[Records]
● ● ●
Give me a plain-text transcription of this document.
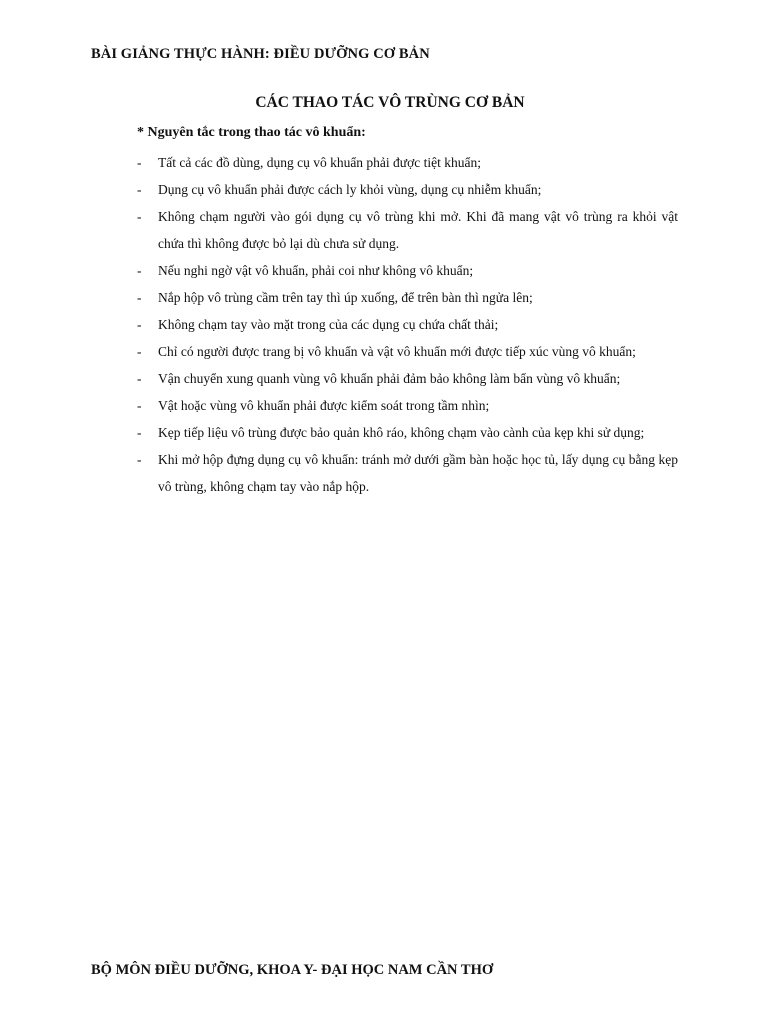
BÀI GIẢNG THỰC HÀNH: ĐIỀU DƯỠNG CƠ BẢN
CÁC THAO TÁC VÔ TRÙNG CƠ BẢN
* Nguyên tắc trong thao tác vô khuẩn:
- Tất cả các đồ dùng, dụng cụ vô khuẩn phải được tiệt khuẩn;
- Dụng cụ vô khuẩn phải được cách ly khỏi vùng, dụng cụ nhiễm khuẩn;
- Không chạm người vào gói dụng cụ vô trùng khi mở. Khi đã mang vật vô trùng ra khỏi vật chứa thì không được bỏ lại dù chưa sử dụng.
- Nếu nghi ngờ vật vô khuẩn, phải coi như không vô khuẩn;
- Nắp hộp vô trùng cầm trên tay thì úp xuống, để trên bàn thì ngửa lên;
- Không chạm tay vào mặt trong của các dụng cụ chứa chất thải;
- Chỉ có người được trang bị vô khuẩn và vật vô khuẩn mới được tiếp xúc vùng vô khuẩn;
- Vận chuyển xung quanh vùng vô khuẩn phải đảm bảo không làm bẩn vùng vô khuẩn;
- Vật hoặc vùng vô khuẩn phải được kiểm soát trong tầm nhìn;
- Kẹp tiếp liệu vô trùng được bảo quản khô ráo, không chạm vào cành của kẹp khi sử dụng;
- Khi mở hộp đựng dụng cụ vô khuẩn: tránh mở dưới gầm bàn hoặc học tủ, lấy dụng cụ bằng kẹp vô trùng, không chạm tay vào nắp hộp.
BỘ MÔN ĐIỀU DƯỠNG, KHOA Y- ĐẠI HỌC NAM CẦN THƠ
● ● ●
Identify the lines above that contain the word "được", then copy them.

● **Worked solution**
- Tất cả các đồ dùng, dụng cụ vô khuẩn phải được tiệt khuẩn;
- Dụng cụ vô khuẩn phải được cách ly khỏi vùng, dụng cụ nhiễm khuẩn;
- Không chạm người vào gói dụng cụ vô trùng khi mở. Khi đã mang vật vô trùng ra khỏi vật chứa thì không được bỏ lại dù chưa sử dụng.
- Chỉ có người được trang bị vô khuẩn và vật vô khuẩn mới được tiếp xúc vùng vô khuẩn;
- Vật hoặc vùng vô khuẩn phải được kiểm soát trong tầm nhìn;
- Kẹp tiếp liệu vô trùng được bảo quản khô ráo, không chạm vào cành của kẹp khi sử dụng;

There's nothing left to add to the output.